## YOUR INSTRUCTIONS
Each entry below must be repeated exactly. Leave the pictures out of it.

Items listed in a dataset
*** Block opens ***

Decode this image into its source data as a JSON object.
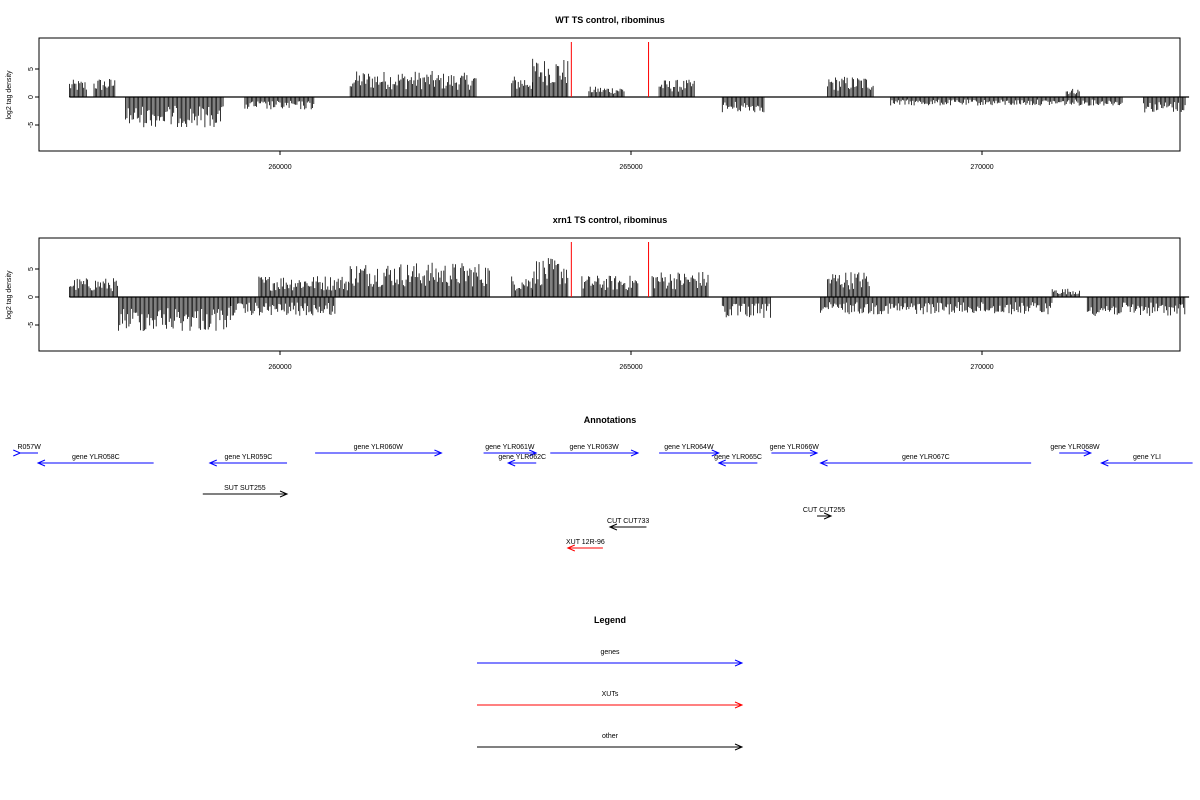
{
  "colors": {
    "genes": "#0000ff",
    "xuts": "#ff0000",
    "other": "#000000",
    "axis": "#000000",
    "marker": "#ff0000"
  },
  "chart_data": [
    {
      "type": "bar",
      "title": "WT TS control, ribominus",
      "ylabel": "log2 tag density",
      "xlim": [
        255000,
        273000
      ],
      "ylim": [
        -9,
        9
      ],
      "xticks": [
        260000,
        265000,
        270000
      ],
      "xtick_labels": [
        "260000",
        "265000",
        "270000"
      ],
      "yticks": [
        5,
        0,
        -5
      ],
      "ytick_labels": [
        "5",
        "0",
        "-5"
      ],
      "markers_x": [
        264150,
        265250
      ],
      "positive_blocks": [
        {
          "x0": 257000,
          "x1": 257250,
          "mean": 2.0
        },
        {
          "x0": 257350,
          "x1": 257650,
          "mean": 2.2
        },
        {
          "x0": 261000,
          "x1": 262200,
          "mean": 3.0
        },
        {
          "x0": 262200,
          "x1": 262800,
          "mean": 2.8
        },
        {
          "x0": 263300,
          "x1": 263600,
          "mean": 2.5
        },
        {
          "x0": 263600,
          "x1": 264100,
          "mean": 4.5
        },
        {
          "x0": 264400,
          "x1": 264900,
          "mean": 1.2
        },
        {
          "x0": 265400,
          "x1": 265900,
          "mean": 2.0
        },
        {
          "x0": 267800,
          "x1": 268450,
          "mean": 2.4
        },
        {
          "x0": 271200,
          "x1": 271400,
          "mean": 1.0
        }
      ],
      "negative_blocks": [
        {
          "x0": 257800,
          "x1": 259200,
          "mean": -3.5
        },
        {
          "x0": 259500,
          "x1": 260500,
          "mean": -1.5
        },
        {
          "x0": 266300,
          "x1": 266900,
          "mean": -1.8
        },
        {
          "x0": 268700,
          "x1": 272000,
          "mean": -1.0
        },
        {
          "x0": 272300,
          "x1": 272900,
          "mean": -1.8
        }
      ]
    },
    {
      "type": "bar",
      "title": "xrn1 TS control, ribominus",
      "ylabel": "log2 tag density",
      "xlim": [
        255000,
        273000
      ],
      "ylim": [
        -9,
        9
      ],
      "xticks": [
        260000,
        265000,
        270000
      ],
      "xtick_labels": [
        "260000",
        "265000",
        "270000"
      ],
      "yticks": [
        5,
        0,
        -5
      ],
      "ytick_labels": [
        "5",
        "0",
        "-5"
      ],
      "markers_x": [
        264150,
        265250
      ],
      "positive_blocks": [
        {
          "x0": 257000,
          "x1": 257700,
          "mean": 2.2
        },
        {
          "x0": 259700,
          "x1": 261000,
          "mean": 2.5
        },
        {
          "x0": 261000,
          "x1": 263000,
          "mean": 4.0
        },
        {
          "x0": 263300,
          "x1": 263600,
          "mean": 2.5
        },
        {
          "x0": 263600,
          "x1": 264100,
          "mean": 4.5
        },
        {
          "x0": 264300,
          "x1": 265100,
          "mean": 2.5
        },
        {
          "x0": 265300,
          "x1": 266100,
          "mean": 3.0
        },
        {
          "x0": 267800,
          "x1": 268400,
          "mean": 3.0
        },
        {
          "x0": 271000,
          "x1": 271400,
          "mean": 1.0
        }
      ],
      "negative_blocks": [
        {
          "x0": 257700,
          "x1": 259300,
          "mean": -4.0
        },
        {
          "x0": 259300,
          "x1": 260800,
          "mean": -2.2
        },
        {
          "x0": 266300,
          "x1": 267000,
          "mean": -2.5
        },
        {
          "x0": 267700,
          "x1": 271000,
          "mean": -2.0
        },
        {
          "x0": 271500,
          "x1": 272900,
          "mean": -2.2
        }
      ]
    }
  ],
  "annotations": {
    "title": "Annotations",
    "features": [
      {
        "label": "R057W",
        "type": "gene",
        "strand": "+",
        "start": 254400,
        "end": 256300,
        "row": 0
      },
      {
        "label": "gene YLR058C",
        "type": "gene",
        "strand": "-",
        "start": 256400,
        "end": 258200,
        "row": 1
      },
      {
        "label": "gene YLR059C",
        "type": "gene",
        "strand": "-",
        "start": 259000,
        "end": 260100,
        "row": 1
      },
      {
        "label": "gene YLR060W",
        "type": "gene",
        "strand": "+",
        "start": 260500,
        "end": 262300,
        "row": 0
      },
      {
        "label": "gene YLR061W",
        "type": "gene",
        "strand": "+",
        "start": 262900,
        "end": 263650,
        "row": 0
      },
      {
        "label": "gene YLR062C",
        "type": "gene",
        "strand": "-",
        "start": 263250,
        "end": 263650,
        "row": 1
      },
      {
        "label": "gene YLR063W",
        "type": "gene",
        "strand": "+",
        "start": 263850,
        "end": 265100,
        "row": 0
      },
      {
        "label": "gene YLR064W",
        "type": "gene",
        "strand": "+",
        "start": 265400,
        "end": 266250,
        "row": 0
      },
      {
        "label": "gene YLR065C",
        "type": "gene",
        "strand": "-",
        "start": 266250,
        "end": 266800,
        "row": 1
      },
      {
        "label": "gene YLR066W",
        "type": "gene",
        "strand": "+",
        "start": 267000,
        "end": 267650,
        "row": 0
      },
      {
        "label": "gene YLR067C",
        "type": "gene",
        "strand": "-",
        "start": 267700,
        "end": 270700,
        "row": 1
      },
      {
        "label": "gene YLR068W",
        "type": "gene",
        "strand": "+",
        "start": 271100,
        "end": 271550,
        "row": 0
      },
      {
        "label": "gene YLI",
        "type": "gene",
        "strand": "-",
        "start": 271700,
        "end": 273000,
        "row": 1
      },
      {
        "label": "SUT SUT255",
        "type": "other",
        "strand": "+",
        "start": 258900,
        "end": 260100,
        "row": 2
      },
      {
        "label": "CUT CUT255",
        "type": "other",
        "strand": "+",
        "start": 267650,
        "end": 267850,
        "row": 3
      },
      {
        "label": "CUT CUT733",
        "type": "other",
        "strand": "-",
        "start": 264700,
        "end": 265220,
        "row": 4
      },
      {
        "label": "XUT 12R-96",
        "type": "xut",
        "strand": "-",
        "start": 264100,
        "end": 264600,
        "row": 5
      }
    ]
  },
  "legend": {
    "title": "Legend",
    "items": [
      {
        "label": "genes",
        "type": "gene"
      },
      {
        "label": "XUTs",
        "type": "xut"
      },
      {
        "label": "other",
        "type": "other"
      }
    ]
  }
}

*** Block closes ***

## RESPONSE TO THIS TASK
Decode this image into its source data as a JSON object.
{
  "colors": {
    "genes": "#0000ff",
    "xuts": "#ff0000",
    "other": "#000000",
    "axis": "#000000",
    "marker": "#ff0000"
  },
  "chart_data": [
    {
      "type": "bar",
      "title": "WT TS control, ribominus",
      "ylabel": "log2 tag density",
      "xlim": [
        255000,
        273000
      ],
      "ylim": [
        -9,
        9
      ],
      "xticks": [
        260000,
        265000,
        270000
      ],
      "xtick_labels": [
        "260000",
        "265000",
        "270000"
      ],
      "yticks": [
        5,
        0,
        -5
      ],
      "ytick_labels": [
        "5",
        "0",
        "-5"
      ],
      "markers_x": [
        264150,
        265250
      ],
      "positive_blocks": [
        {
          "x0": 257000,
          "x1": 257250,
          "mean": 2.0
        },
        {
          "x0": 257350,
          "x1": 257650,
          "mean": 2.2
        },
        {
          "x0": 261000,
          "x1": 262200,
          "mean": 3.0
        },
        {
          "x0": 262200,
          "x1": 262800,
          "mean": 2.8
        },
        {
          "x0": 263300,
          "x1": 263600,
          "mean": 2.5
        },
        {
          "x0": 263600,
          "x1": 264100,
          "mean": 4.5
        },
        {
          "x0": 264400,
          "x1": 264900,
          "mean": 1.2
        },
        {
          "x0": 265400,
          "x1": 265900,
          "mean": 2.0
        },
        {
          "x0": 267800,
          "x1": 268450,
          "mean": 2.4
        },
        {
          "x0": 271200,
          "x1": 271400,
          "mean": 1.0
        }
      ],
      "negative_blocks": [
        {
          "x0": 257800,
          "x1": 259200,
          "mean": -3.5
        },
        {
          "x0": 259500,
          "x1": 260500,
          "mean": -1.5
        },
        {
          "x0": 266300,
          "x1": 266900,
          "mean": -1.8
        },
        {
          "x0": 268700,
          "x1": 272000,
          "mean": -1.0
        },
        {
          "x0": 272300,
          "x1": 272900,
          "mean": -1.8
        }
      ]
    },
    {
      "type": "bar",
      "title": "xrn1 TS control, ribominus",
      "ylabel": "log2 tag density",
      "xlim": [
        255000,
        273000
      ],
      "ylim": [
        -9,
        9
      ],
      "xticks": [
        260000,
        265000,
        270000
      ],
      "xtick_labels": [
        "260000",
        "265000",
        "270000"
      ],
      "yticks": [
        5,
        0,
        -5
      ],
      "ytick_labels": [
        "5",
        "0",
        "-5"
      ],
      "markers_x": [
        264150,
        265250
      ],
      "positive_blocks": [
        {
          "x0": 257000,
          "x1": 257700,
          "mean": 2.2
        },
        {
          "x0": 259700,
          "x1": 261000,
          "mean": 2.5
        },
        {
          "x0": 261000,
          "x1": 263000,
          "mean": 4.0
        },
        {
          "x0": 263300,
          "x1": 263600,
          "mean": 2.5
        },
        {
          "x0": 263600,
          "x1": 264100,
          "mean": 4.5
        },
        {
          "x0": 264300,
          "x1": 265100,
          "mean": 2.5
        },
        {
          "x0": 265300,
          "x1": 266100,
          "mean": 3.0
        },
        {
          "x0": 267800,
          "x1": 268400,
          "mean": 3.0
        },
        {
          "x0": 271000,
          "x1": 271400,
          "mean": 1.0
        }
      ],
      "negative_blocks": [
        {
          "x0": 257700,
          "x1": 259300,
          "mean": -4.0
        },
        {
          "x0": 259300,
          "x1": 260800,
          "mean": -2.2
        },
        {
          "x0": 266300,
          "x1": 267000,
          "mean": -2.5
        },
        {
          "x0": 267700,
          "x1": 271000,
          "mean": -2.0
        },
        {
          "x0": 271500,
          "x1": 272900,
          "mean": -2.2
        }
      ]
    }
  ],
  "annotations": {
    "title": "Annotations",
    "features": [
      {
        "label": "R057W",
        "type": "gene",
        "strand": "+",
        "start": 254400,
        "end": 256300,
        "row": 0
      },
      {
        "label": "gene YLR058C",
        "type": "gene",
        "strand": "-",
        "start": 256400,
        "end": 258200,
        "row": 1
      },
      {
        "label": "gene YLR059C",
        "type": "gene",
        "strand": "-",
        "start": 259000,
        "end": 260100,
        "row": 1
      },
      {
        "label": "gene YLR060W",
        "type": "gene",
        "strand": "+",
        "start": 260500,
        "end": 262300,
        "row": 0
      },
      {
        "label": "gene YLR061W",
        "type": "gene",
        "strand": "+",
        "start": 262900,
        "end": 263650,
        "row": 0
      },
      {
        "label": "gene YLR062C",
        "type": "gene",
        "strand": "-",
        "start": 263250,
        "end": 263650,
        "row": 1
      },
      {
        "label": "gene YLR063W",
        "type": "gene",
        "strand": "+",
        "start": 263850,
        "end": 265100,
        "row": 0
      },
      {
        "label": "gene YLR064W",
        "type": "gene",
        "strand": "+",
        "start": 265400,
        "end": 266250,
        "row": 0
      },
      {
        "label": "gene YLR065C",
        "type": "gene",
        "strand": "-",
        "start": 266250,
        "end": 266800,
        "row": 1
      },
      {
        "label": "gene YLR066W",
        "type": "gene",
        "strand": "+",
        "start": 267000,
        "end": 267650,
        "row": 0
      },
      {
        "label": "gene YLR067C",
        "type": "gene",
        "strand": "-",
        "start": 267700,
        "end": 270700,
        "row": 1
      },
      {
        "label": "gene YLR068W",
        "type": "gene",
        "strand": "+",
        "start": 271100,
        "end": 271550,
        "row": 0
      },
      {
        "label": "gene YLI",
        "type": "gene",
        "strand": "-",
        "start": 271700,
        "end": 273000,
        "row": 1
      },
      {
        "label": "SUT SUT255",
        "type": "other",
        "strand": "+",
        "start": 258900,
        "end": 260100,
        "row": 2
      },
      {
        "label": "CUT CUT255",
        "type": "other",
        "strand": "+",
        "start": 267650,
        "end": 267850,
        "row": 3
      },
      {
        "label": "CUT CUT733",
        "type": "other",
        "strand": "-",
        "start": 264700,
        "end": 265220,
        "row": 4
      },
      {
        "label": "XUT 12R-96",
        "type": "xut",
        "strand": "-",
        "start": 264100,
        "end": 264600,
        "row": 5
      }
    ]
  },
  "legend": {
    "title": "Legend",
    "items": [
      {
        "label": "genes",
        "type": "gene"
      },
      {
        "label": "XUTs",
        "type": "xut"
      },
      {
        "label": "other",
        "type": "other"
      }
    ]
  }
}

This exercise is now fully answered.